*Seitenausschnitt*:
Dynamo Dresden verpflichtet Diawusie

Flügelstürmer kommt aus Ingolstadt

Autor: Christoph Volk Veröffentlicht: Freitag, 24.07.2020 | 16:09

Agyemang Diawusie (r.) im Spiel gegen Viktoria Köln.

Von der Donau an die Elbe: Agyemang Diawusie (r.) schließt sich Dynamo Dresden an. ©imago images/Stefan Boesl

Dynamo Dresden treibt seine Kaderplanung in rasantem Tempo voran und präsentiert den siebten Neuzugang. Agyemang Diawusie kommt vom FC Ingolstadt an die Elbe, wo er einen Zweijahresvertrag inklusive Option unterzeichnet.

"Agyemang Diawusie ist ein antrittsstarker, temporeicher und sehr athletischer Spieler, der sowohl auf dem rechten als auch dem linken Flügel zum Einsatz kommen kann. Wir sehen in ihm einen Spieler mit viel Entwicklungspotenzial", erklärte Sportgeschäftsführer Ralf Becker den Neuzugang.

Dynamo gestaltet die Flügel variabel

Dieser machte in der Drittliga-Spielzeit 2017/18 im Trikot von Wehen Wiesbaden auf sich aufmerksam. Für die Hessen war der Rechtsfuß in 35 Einsätzen an der Entstehung von 15 Treffern (vier Tore, elf Vorlagen) direkt beteiligt. Im Anschluss gab ihn RB Leipzig, dass Diawusie in besagter Saison nach Wehen Wiesbaden verliehen hatte, dauerhaft an Ingolstadt ab.

*Quelldaten*:
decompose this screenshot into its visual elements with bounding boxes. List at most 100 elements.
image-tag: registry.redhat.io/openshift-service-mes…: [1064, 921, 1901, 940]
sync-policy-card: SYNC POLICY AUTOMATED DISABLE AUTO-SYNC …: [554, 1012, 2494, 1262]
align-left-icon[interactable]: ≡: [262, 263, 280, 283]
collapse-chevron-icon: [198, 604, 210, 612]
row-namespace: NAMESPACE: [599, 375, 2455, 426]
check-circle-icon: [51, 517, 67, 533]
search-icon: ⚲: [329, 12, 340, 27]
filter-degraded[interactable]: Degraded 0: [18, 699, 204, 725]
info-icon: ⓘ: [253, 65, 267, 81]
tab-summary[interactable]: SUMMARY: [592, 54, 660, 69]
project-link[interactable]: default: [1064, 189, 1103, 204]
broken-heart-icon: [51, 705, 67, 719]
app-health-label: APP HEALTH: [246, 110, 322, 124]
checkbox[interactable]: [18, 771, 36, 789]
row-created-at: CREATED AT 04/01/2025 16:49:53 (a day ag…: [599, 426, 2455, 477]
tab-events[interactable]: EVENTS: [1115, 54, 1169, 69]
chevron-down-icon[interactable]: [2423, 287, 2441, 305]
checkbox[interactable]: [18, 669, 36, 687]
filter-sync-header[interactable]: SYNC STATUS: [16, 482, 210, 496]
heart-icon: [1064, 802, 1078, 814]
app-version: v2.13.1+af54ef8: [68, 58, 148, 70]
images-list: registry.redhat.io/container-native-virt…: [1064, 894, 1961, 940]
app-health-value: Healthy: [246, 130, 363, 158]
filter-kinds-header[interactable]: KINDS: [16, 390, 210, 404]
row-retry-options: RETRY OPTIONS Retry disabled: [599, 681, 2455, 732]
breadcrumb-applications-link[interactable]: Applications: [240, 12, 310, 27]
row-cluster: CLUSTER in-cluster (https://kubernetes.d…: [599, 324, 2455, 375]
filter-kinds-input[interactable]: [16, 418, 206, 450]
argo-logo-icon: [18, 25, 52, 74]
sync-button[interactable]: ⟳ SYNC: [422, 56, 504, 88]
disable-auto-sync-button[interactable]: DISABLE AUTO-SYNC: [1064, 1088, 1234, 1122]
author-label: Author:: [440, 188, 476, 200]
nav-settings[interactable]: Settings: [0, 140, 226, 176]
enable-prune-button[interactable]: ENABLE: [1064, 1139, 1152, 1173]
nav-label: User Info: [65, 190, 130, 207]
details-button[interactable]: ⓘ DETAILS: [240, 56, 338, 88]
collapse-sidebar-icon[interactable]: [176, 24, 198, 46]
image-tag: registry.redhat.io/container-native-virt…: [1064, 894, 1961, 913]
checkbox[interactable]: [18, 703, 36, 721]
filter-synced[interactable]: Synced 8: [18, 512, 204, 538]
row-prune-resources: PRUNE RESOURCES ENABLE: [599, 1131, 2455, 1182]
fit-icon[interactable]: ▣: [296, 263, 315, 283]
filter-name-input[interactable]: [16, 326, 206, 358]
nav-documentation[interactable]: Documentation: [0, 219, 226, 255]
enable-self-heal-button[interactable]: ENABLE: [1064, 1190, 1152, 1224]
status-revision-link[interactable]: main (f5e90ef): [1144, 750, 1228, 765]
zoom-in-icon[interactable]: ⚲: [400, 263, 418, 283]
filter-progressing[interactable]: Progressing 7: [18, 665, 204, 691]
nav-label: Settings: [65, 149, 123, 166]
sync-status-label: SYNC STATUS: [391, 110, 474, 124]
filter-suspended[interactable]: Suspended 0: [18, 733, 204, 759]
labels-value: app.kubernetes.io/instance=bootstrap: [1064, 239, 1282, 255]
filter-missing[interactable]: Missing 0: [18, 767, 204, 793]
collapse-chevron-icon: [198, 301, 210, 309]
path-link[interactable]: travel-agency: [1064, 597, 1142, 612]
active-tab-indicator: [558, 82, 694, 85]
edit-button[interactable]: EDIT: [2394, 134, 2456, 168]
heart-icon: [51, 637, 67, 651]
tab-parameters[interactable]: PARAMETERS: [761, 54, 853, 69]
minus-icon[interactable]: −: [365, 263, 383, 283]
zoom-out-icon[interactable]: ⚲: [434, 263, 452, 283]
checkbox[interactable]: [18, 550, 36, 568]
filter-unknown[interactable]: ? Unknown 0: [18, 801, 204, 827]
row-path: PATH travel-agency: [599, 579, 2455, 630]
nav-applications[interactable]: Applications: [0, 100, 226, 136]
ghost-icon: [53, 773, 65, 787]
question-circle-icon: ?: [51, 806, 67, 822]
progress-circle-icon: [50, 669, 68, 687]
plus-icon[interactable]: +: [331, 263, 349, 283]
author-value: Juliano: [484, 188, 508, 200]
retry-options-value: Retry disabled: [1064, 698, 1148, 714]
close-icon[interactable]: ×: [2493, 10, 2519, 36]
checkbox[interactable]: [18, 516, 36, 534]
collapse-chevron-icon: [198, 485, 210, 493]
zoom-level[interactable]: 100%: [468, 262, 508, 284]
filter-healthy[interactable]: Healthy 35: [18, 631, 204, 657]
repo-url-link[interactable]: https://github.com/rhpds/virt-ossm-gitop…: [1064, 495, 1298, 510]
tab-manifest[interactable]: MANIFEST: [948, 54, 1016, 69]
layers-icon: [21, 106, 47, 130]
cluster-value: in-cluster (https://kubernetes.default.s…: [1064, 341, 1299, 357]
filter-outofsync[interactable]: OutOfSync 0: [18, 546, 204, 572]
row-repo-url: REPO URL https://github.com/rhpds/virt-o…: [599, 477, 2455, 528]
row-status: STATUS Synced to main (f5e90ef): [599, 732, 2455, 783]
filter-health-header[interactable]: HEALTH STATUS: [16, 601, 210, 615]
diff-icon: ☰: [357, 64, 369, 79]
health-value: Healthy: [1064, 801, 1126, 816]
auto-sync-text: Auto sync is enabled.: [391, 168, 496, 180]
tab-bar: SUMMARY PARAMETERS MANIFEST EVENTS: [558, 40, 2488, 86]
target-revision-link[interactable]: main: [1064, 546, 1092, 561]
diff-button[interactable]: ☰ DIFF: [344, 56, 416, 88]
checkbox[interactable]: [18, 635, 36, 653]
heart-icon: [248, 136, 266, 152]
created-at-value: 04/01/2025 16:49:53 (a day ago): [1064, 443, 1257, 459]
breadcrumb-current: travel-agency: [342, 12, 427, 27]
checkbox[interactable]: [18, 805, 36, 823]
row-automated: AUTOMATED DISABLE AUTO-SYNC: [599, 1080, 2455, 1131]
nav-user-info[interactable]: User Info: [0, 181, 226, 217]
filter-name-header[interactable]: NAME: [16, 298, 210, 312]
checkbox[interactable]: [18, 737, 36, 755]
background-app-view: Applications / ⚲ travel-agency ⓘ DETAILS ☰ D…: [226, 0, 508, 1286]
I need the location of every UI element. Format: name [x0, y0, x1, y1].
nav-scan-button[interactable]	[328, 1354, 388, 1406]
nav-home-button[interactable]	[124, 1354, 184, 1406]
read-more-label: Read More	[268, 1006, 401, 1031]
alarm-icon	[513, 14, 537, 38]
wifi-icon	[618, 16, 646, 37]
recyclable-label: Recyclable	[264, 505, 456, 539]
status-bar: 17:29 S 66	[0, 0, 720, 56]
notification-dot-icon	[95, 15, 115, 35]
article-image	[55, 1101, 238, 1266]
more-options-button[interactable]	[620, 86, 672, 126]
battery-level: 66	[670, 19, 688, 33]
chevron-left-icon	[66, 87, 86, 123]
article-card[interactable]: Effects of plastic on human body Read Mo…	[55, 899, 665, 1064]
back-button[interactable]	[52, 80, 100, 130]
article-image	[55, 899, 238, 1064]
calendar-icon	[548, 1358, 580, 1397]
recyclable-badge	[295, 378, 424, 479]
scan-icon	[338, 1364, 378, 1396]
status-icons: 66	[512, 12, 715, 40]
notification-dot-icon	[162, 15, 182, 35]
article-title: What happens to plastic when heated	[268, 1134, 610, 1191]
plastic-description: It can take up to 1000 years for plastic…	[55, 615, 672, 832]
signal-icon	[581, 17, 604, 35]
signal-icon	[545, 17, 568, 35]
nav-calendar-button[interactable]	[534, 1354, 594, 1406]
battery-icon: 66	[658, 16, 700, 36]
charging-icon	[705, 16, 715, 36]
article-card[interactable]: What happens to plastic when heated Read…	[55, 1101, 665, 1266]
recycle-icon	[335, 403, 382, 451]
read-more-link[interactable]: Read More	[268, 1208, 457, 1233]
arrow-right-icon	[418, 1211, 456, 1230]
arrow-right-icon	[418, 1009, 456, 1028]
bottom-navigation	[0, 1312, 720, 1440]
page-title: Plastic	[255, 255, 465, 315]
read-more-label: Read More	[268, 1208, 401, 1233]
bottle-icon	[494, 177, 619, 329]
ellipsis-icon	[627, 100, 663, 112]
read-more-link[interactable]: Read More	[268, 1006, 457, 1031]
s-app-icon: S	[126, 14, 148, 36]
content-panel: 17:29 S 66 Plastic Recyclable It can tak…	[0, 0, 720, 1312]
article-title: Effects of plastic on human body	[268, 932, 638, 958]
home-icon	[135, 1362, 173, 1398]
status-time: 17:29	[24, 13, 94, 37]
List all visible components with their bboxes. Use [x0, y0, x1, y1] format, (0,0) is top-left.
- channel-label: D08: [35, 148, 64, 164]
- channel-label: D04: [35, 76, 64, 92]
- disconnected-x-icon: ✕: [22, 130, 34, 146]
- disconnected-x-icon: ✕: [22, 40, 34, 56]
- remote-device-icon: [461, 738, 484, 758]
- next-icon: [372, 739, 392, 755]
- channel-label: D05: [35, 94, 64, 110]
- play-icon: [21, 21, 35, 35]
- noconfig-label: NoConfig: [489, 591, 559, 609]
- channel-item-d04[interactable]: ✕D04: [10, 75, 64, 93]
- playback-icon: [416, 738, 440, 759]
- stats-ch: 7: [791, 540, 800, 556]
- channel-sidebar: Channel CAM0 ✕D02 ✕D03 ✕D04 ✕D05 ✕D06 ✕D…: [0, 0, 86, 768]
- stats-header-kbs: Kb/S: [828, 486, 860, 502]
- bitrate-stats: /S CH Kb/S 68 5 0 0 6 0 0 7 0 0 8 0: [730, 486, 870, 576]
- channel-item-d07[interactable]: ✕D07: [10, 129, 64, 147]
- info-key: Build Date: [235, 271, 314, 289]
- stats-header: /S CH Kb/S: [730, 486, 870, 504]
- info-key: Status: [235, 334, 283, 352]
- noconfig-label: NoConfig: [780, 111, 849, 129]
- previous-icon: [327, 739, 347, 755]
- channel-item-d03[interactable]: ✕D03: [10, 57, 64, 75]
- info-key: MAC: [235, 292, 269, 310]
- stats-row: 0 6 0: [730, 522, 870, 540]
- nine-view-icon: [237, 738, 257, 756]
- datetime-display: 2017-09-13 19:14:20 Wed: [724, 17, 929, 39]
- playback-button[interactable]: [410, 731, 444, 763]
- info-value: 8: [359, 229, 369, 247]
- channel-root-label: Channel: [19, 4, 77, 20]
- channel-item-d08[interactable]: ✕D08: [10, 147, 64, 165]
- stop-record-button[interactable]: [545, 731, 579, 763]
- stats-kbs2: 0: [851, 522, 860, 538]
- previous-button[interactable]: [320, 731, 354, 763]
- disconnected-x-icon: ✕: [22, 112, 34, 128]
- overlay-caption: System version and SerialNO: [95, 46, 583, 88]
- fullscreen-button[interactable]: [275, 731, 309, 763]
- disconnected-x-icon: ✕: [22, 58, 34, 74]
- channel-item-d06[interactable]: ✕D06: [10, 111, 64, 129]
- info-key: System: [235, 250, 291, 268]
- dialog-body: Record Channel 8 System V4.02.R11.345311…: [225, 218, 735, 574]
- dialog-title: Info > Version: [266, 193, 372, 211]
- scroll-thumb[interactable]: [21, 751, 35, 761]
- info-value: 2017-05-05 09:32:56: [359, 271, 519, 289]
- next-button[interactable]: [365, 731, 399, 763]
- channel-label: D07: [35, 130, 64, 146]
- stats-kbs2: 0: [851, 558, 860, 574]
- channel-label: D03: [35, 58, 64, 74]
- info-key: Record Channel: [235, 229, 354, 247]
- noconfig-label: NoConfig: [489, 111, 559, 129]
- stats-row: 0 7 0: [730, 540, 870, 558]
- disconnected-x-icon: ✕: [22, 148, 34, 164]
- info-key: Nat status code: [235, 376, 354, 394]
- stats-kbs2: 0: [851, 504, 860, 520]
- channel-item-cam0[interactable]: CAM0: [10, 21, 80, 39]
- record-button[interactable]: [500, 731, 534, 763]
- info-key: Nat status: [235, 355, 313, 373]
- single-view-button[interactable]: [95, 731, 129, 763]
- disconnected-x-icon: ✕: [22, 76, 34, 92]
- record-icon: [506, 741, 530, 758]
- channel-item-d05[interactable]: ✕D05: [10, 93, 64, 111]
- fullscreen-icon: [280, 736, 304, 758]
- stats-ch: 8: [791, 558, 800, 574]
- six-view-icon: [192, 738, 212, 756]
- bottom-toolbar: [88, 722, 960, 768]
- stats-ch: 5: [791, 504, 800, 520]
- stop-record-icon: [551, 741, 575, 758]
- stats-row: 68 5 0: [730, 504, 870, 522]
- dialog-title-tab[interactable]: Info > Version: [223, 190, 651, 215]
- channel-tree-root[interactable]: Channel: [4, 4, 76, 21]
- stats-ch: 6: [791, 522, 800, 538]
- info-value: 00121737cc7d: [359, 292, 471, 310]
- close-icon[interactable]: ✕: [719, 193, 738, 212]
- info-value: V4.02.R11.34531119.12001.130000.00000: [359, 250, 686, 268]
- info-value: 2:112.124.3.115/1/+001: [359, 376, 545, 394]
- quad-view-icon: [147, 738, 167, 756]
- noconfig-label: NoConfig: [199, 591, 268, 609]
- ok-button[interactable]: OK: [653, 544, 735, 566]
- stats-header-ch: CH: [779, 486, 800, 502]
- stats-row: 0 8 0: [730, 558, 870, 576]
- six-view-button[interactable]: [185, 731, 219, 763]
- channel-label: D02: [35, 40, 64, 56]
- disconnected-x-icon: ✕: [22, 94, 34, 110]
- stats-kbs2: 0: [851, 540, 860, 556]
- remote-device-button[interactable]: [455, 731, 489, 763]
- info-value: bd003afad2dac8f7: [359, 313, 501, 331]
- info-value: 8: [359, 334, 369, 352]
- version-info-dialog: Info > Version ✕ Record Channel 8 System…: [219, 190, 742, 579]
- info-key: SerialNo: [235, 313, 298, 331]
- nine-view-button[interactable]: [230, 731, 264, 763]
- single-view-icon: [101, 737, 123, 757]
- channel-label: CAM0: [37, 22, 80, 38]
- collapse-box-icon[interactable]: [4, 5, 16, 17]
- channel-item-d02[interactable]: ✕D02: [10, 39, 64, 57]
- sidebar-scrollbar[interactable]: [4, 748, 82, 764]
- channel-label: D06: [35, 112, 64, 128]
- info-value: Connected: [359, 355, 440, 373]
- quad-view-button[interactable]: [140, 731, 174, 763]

*Informationen anwenden*:
A – Nenne alle Fußballvereine, die im Artikel über Agyemang Diawusie vorkommen.
B – Gib aus dem Artikel über Agyemang Diawusie den Abschnitt von "Dynamo Dresden verpflichtet" bis einschließlich "inklusive Option unterzeichnet." wortgetreu aus.
C – Führe den Artikel über Agyemang Diawusie nach seinem letzten Satz weiter.

*Gelöste Aufgaben*:
A – Dynamo Dresden, FC Ingolstadt, Viktoria Köln, Wehen Wiesbaden, RB Leipzig

B –
Dynamo Dresden verpflichtet Diawusie

Flügelstürmer kommt aus Ingolstadt

Autor: Christoph Volk Veröffentlicht: Freitag, 24.07.2020 | 16:09

Agyemang Diawusie (r.) im Spiel gegen Viktoria Köln.

Von der Donau an die Elbe: Agyemang Diawusie (r.) schließt sich Dynamo Dresden an. ©imago images/Stefan Boesl

Dynamo Dresden treibt seine Kaderplanung in rasantem Tempo voran und präsentiert den siebten Neuzugang. Agyemang Diawusie kommt vom FC Ingolstadt an die Elbe, wo er einen Zweijahresvertrag inklusive Option unterzeichnet.

C –
Bei den "Schanzern" erlebte er jedoch eine enttäuschende Hinserie in der 2. Bundesliga. Nach nur einem Einsatz im Fußball-Unterhaus ließ er sich erneut zum SVWW ausleihen und knüpfte dort mit zwei Treffern und fünf Vorlagen nahtlos an seine erste, erfolgreiche Station im Taunus an. Doch auch der zweite Anlauf in Ingolstadt war nicht von Erfolg gekrönt, auch verletzungsbedingt kam er dort in der abgelaufenen Saison nur zehn Mal zum Einsatz.

In Dresden nimmt der Kader nun immer weiter Form. Für den linken Flügel nahm die SGD mit Panagiotis Vlachodmis bereits einen trickreichen Akteur unter Vertrag, auf rechts soll also Diawusie für Tempo und Zug zum Tor sorgen. Da das Duo aber jeweils auch auf der anderen Seite agieren kann, stellt Dynamo sich äußerst variabel auf.

Auch Pascal Sohm, eigentlich Mittelstürmer, kann auf dem rechten Flügel aufgeboten werden und macht Dresden somit noch schwerer ausrechenbar.